§ **Task objective**
From the entries provided below, copy each line that contains the word "structure".

§ **Rows**
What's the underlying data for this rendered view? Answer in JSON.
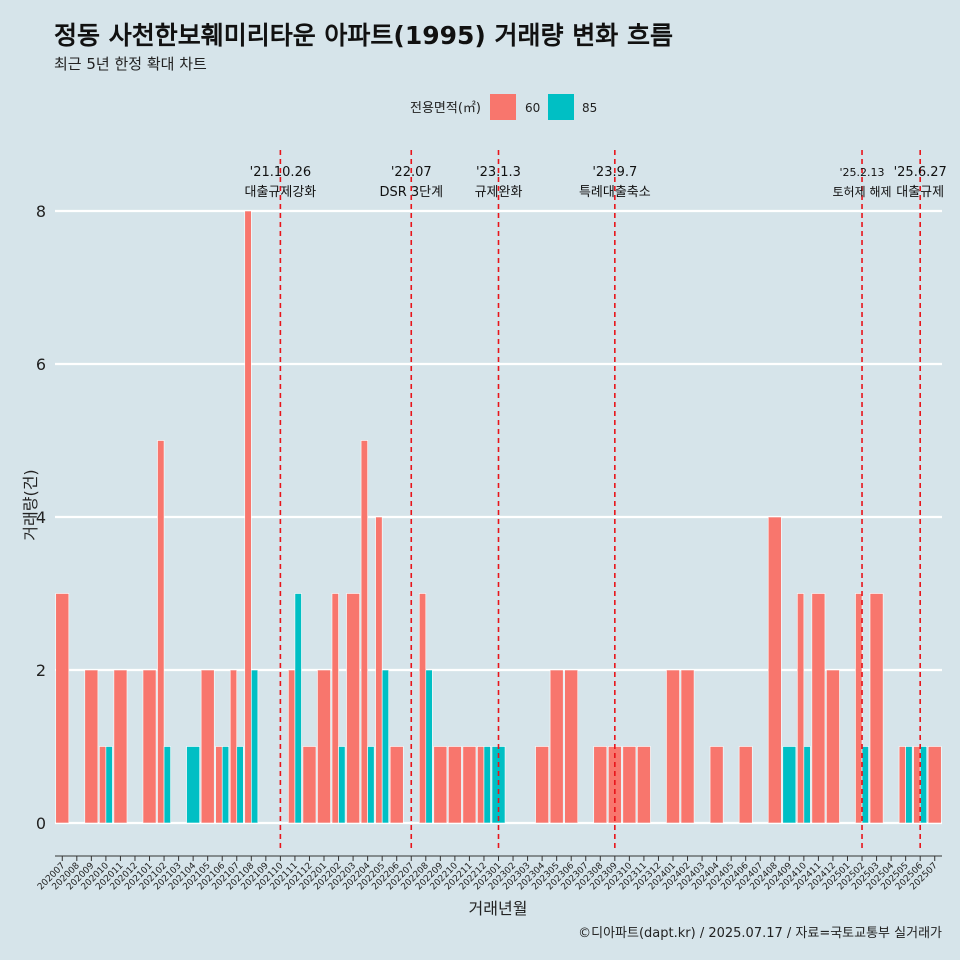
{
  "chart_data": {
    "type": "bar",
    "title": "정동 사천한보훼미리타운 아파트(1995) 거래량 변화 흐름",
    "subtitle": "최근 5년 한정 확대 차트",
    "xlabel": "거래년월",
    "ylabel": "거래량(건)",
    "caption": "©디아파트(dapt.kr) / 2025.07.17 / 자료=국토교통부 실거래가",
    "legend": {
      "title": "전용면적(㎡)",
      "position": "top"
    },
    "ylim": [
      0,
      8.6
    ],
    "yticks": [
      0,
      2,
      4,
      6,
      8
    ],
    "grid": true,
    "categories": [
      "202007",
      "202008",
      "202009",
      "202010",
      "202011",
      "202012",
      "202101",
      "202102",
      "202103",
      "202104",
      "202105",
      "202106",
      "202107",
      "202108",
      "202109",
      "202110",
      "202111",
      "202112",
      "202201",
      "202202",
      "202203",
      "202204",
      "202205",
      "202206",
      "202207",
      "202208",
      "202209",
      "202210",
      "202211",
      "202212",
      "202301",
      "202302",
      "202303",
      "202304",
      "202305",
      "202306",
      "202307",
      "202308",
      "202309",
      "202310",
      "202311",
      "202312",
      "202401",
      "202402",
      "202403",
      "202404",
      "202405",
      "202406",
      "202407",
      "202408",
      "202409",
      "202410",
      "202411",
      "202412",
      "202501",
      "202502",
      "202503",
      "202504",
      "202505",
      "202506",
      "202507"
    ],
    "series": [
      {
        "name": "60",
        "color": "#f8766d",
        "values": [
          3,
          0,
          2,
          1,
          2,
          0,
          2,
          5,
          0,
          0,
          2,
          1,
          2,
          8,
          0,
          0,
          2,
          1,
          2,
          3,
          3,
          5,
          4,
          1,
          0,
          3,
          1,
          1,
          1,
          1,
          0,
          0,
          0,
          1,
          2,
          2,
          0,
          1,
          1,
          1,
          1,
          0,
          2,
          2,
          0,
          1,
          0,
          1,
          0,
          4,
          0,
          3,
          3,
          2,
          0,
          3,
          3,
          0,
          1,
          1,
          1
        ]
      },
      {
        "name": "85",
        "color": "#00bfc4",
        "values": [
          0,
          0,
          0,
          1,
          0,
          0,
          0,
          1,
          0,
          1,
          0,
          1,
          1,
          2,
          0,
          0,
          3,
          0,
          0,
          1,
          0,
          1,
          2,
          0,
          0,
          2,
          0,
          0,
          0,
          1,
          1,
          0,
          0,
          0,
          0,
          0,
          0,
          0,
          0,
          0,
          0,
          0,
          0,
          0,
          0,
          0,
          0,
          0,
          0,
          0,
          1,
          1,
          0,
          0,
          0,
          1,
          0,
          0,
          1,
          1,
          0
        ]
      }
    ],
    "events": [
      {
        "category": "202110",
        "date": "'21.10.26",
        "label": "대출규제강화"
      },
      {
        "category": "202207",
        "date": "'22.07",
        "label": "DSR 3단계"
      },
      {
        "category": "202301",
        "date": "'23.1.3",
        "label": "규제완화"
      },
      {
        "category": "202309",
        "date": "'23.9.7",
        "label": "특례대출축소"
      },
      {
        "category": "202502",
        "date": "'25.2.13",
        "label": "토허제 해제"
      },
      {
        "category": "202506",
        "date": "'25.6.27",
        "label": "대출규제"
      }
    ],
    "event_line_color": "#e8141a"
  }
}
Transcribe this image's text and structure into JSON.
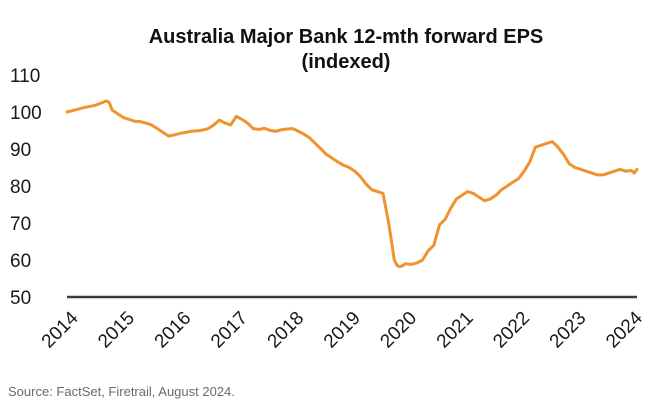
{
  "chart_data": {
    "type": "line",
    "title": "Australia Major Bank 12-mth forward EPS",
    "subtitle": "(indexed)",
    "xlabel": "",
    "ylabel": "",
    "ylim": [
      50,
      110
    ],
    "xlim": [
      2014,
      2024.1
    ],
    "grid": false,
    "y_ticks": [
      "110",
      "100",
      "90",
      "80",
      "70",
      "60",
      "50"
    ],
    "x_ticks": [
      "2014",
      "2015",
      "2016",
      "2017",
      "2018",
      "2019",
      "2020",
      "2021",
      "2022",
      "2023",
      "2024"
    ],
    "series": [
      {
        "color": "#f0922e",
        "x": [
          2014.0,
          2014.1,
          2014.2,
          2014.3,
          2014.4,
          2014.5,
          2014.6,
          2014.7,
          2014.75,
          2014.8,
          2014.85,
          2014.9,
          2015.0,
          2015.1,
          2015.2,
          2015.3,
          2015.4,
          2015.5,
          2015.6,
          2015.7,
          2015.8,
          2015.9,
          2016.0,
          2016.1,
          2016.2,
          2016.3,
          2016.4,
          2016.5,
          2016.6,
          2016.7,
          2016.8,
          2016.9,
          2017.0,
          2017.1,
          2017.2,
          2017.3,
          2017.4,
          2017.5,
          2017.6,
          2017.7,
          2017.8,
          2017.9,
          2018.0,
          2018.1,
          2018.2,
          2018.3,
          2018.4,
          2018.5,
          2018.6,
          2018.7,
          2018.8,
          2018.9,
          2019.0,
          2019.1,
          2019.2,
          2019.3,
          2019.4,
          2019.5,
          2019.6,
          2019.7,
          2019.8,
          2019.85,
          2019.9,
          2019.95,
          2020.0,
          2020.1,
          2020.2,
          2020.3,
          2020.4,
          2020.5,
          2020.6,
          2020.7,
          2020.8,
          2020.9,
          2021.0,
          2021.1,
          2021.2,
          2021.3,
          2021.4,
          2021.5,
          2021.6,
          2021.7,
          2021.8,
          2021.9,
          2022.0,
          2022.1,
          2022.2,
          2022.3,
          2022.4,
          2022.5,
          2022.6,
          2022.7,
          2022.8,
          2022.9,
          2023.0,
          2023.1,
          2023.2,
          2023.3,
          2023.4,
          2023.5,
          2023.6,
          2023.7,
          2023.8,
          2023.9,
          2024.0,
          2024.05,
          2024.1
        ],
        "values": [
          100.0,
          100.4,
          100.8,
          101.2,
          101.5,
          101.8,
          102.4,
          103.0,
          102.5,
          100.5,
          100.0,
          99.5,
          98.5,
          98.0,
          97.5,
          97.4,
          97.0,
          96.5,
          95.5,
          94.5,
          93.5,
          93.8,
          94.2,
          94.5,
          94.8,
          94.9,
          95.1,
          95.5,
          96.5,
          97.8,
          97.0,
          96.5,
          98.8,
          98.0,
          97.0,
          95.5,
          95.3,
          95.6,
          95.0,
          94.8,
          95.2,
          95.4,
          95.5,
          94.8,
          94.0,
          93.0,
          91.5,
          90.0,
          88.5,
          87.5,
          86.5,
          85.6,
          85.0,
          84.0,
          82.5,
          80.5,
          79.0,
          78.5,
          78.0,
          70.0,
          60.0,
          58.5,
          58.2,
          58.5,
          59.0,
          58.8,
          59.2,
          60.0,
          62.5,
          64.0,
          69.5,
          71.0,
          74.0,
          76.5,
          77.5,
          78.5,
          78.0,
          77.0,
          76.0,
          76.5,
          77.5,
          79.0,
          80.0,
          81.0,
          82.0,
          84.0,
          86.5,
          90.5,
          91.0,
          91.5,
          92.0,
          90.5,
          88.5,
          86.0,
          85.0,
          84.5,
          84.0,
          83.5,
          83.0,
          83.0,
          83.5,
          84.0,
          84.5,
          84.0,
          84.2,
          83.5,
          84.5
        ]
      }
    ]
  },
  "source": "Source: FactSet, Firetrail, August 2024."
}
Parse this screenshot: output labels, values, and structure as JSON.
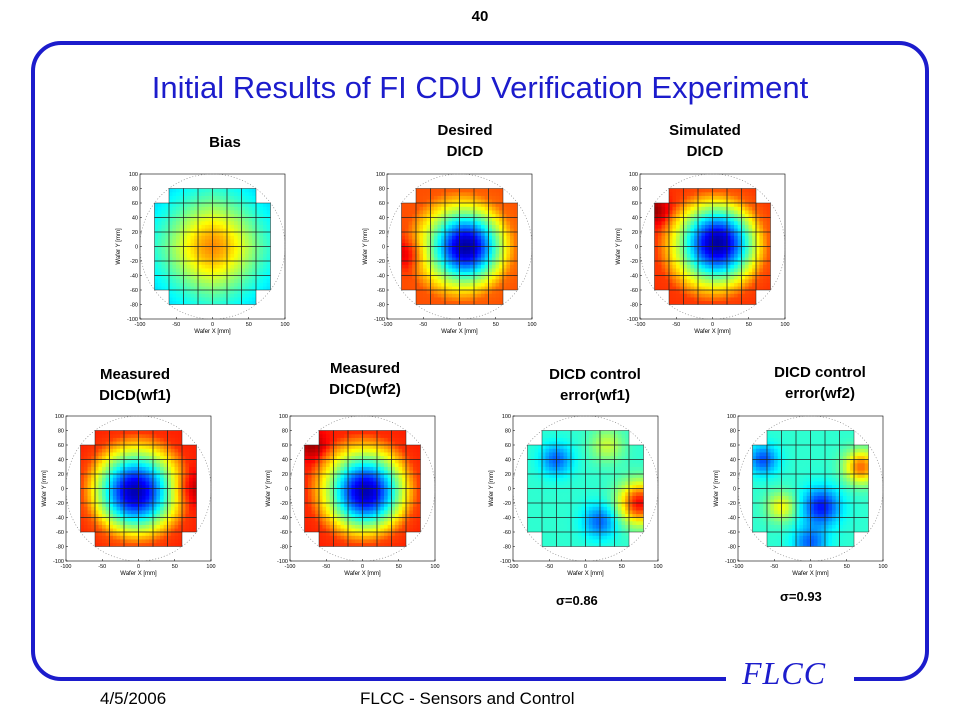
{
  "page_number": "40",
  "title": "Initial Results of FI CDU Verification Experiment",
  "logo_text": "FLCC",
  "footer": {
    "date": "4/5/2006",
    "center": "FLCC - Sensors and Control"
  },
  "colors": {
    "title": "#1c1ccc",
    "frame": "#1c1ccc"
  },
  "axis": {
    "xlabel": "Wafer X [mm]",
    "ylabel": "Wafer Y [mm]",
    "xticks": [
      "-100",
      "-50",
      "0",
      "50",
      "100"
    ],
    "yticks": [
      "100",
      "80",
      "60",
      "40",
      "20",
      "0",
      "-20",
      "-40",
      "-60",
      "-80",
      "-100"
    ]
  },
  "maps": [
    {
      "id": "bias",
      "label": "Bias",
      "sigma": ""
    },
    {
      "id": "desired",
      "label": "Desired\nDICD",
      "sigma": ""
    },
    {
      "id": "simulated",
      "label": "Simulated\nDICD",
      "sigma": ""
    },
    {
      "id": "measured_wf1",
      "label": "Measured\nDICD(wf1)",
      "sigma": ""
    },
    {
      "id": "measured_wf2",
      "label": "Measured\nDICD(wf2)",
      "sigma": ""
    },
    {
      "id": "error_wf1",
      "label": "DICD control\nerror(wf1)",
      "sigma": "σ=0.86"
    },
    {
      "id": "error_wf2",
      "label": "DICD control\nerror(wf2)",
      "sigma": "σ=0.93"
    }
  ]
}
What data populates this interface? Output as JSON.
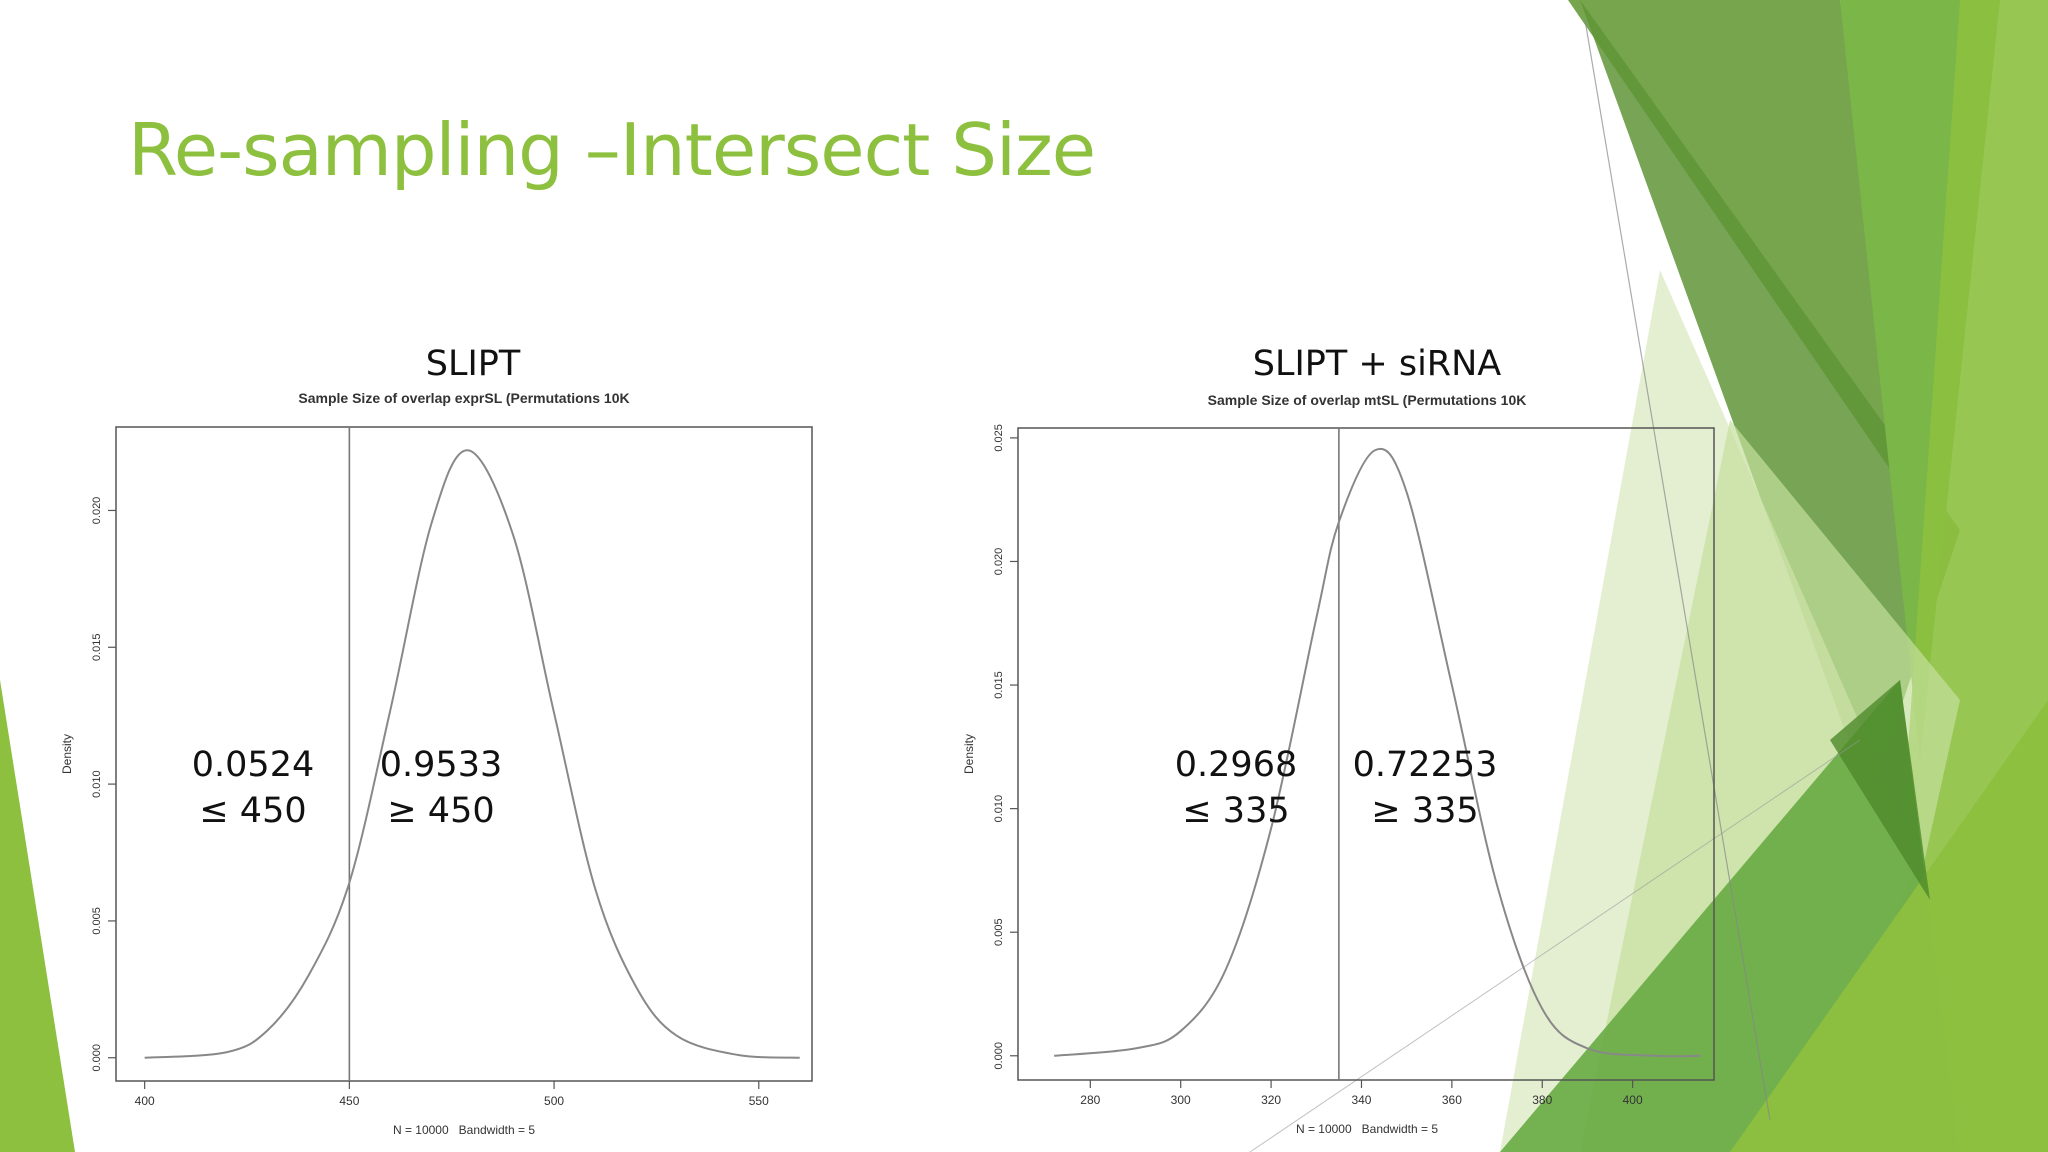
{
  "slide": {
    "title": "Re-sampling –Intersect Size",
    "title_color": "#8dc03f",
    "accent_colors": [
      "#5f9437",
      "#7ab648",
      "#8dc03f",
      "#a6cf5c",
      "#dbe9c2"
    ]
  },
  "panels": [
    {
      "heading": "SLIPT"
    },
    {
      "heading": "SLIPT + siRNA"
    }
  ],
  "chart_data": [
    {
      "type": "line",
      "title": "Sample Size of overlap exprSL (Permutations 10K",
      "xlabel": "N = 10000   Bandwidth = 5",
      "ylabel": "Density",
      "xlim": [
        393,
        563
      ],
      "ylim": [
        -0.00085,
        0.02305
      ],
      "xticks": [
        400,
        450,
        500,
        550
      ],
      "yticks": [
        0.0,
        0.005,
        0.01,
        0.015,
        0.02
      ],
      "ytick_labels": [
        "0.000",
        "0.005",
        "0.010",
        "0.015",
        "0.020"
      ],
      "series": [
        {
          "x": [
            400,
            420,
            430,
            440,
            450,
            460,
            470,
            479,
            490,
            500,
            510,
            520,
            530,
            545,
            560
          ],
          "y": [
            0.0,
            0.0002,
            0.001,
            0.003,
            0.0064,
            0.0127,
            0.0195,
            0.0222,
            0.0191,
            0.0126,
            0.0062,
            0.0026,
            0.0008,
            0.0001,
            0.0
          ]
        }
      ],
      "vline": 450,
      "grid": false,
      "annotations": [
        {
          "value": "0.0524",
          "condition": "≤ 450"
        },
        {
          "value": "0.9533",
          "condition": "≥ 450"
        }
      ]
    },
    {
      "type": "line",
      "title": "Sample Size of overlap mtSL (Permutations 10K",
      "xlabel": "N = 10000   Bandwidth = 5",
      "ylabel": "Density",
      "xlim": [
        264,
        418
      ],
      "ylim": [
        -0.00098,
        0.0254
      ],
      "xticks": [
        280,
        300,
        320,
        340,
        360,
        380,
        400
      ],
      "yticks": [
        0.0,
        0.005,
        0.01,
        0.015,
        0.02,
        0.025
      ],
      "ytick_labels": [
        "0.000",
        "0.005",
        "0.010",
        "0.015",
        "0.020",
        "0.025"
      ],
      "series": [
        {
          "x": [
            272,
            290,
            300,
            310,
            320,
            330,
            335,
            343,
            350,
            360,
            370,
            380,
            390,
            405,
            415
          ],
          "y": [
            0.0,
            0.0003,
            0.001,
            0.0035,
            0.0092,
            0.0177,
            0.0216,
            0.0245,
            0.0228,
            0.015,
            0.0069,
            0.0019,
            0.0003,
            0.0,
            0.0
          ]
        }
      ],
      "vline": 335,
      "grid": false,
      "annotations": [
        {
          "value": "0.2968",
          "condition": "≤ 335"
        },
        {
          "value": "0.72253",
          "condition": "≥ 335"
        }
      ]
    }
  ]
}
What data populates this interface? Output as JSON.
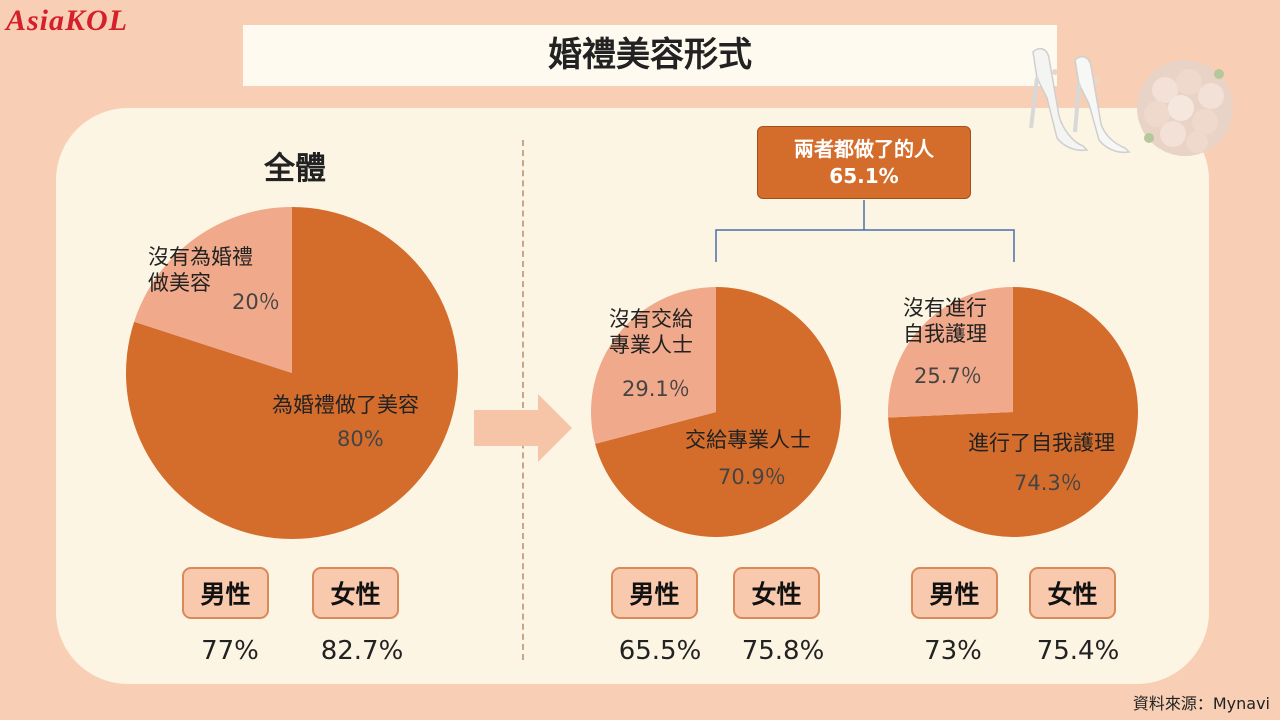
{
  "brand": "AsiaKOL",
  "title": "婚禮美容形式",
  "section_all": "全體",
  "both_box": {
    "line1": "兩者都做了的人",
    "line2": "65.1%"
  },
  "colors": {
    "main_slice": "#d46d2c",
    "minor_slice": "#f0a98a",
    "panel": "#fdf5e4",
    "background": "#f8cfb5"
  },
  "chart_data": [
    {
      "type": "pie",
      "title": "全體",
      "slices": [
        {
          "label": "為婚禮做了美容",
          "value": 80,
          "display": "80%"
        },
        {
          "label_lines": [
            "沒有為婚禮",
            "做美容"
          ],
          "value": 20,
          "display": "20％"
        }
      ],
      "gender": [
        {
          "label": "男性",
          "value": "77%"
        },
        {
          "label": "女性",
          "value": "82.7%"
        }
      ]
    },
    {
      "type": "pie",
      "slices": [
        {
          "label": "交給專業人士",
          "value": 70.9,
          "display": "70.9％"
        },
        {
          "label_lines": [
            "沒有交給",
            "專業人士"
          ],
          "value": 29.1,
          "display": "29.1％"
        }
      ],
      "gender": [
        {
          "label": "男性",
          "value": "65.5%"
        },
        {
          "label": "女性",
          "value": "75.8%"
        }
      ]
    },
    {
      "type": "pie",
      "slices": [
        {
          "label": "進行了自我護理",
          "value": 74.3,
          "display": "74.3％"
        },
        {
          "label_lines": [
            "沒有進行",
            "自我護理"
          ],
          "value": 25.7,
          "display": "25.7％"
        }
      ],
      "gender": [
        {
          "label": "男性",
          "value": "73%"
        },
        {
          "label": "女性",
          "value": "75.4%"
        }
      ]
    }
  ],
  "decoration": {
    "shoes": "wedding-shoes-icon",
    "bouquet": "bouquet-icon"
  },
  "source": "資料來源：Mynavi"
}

§ **Answer to this exercise**
Transcribe this image's text and structure into JSON.
Parse this screenshot: output labels, values, and structure as JSON.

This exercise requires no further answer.